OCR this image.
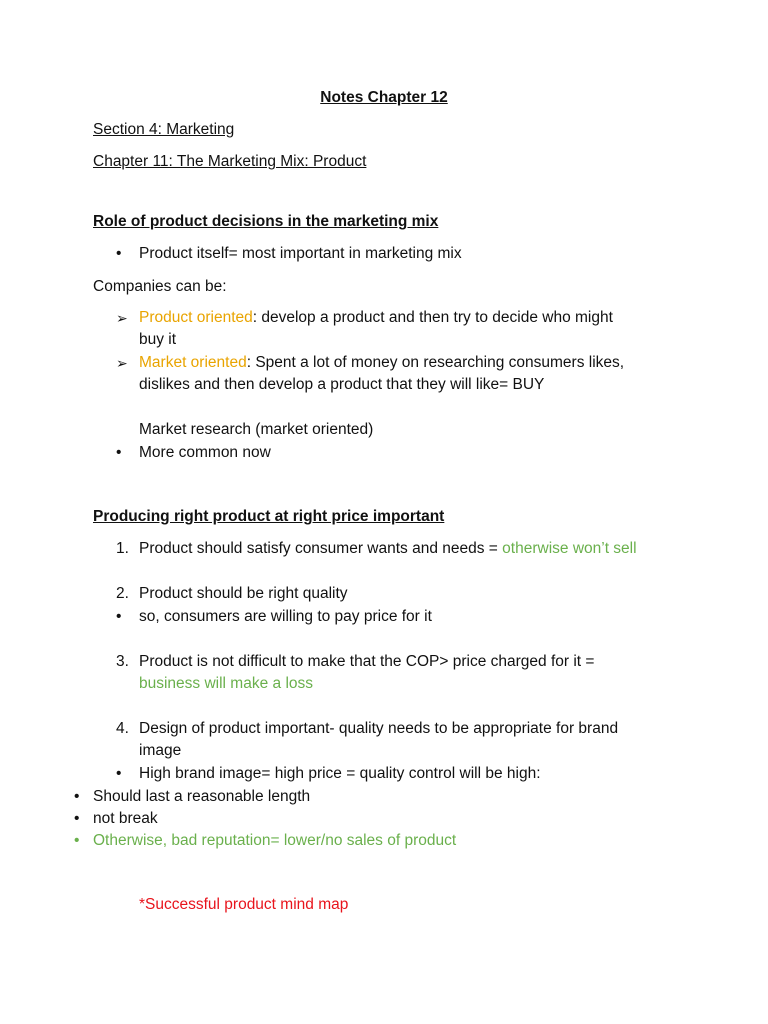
Notes Chapter 12
Section 4: Marketing
Chapter 11: The Marketing Mix: Product
Role of product decisions in the marketing mix
•	Product itself= most important in marketing mix
Companies can be:
➢ Product oriented: develop a product and then try to decide who might
buy it
➢ Market oriented: Spent a lot of money on researching consumers likes,
dislikes and then develop a product that they will like= BUY
Market research (market oriented)
•	More common now
Producing right product at right price important
1. Product should satisfy consumer wants and needs = otherwise won’t sell
2. Product should be right quality
•	so, consumers are willing to pay price for it
3. Product is not difficult to make that the COP> price charged for it =
business will make a loss
4. Design of product important- quality needs to be appropriate for brand
image
•	High brand image= high price = quality control will be high:
• Should last a reasonable length
• not break
• Otherwise, bad reputation= lower/no sales of product
*Successful product mind map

——————

Considering only the records above, state the number of lines that include the word "quality", with nothing added.

Written answer
3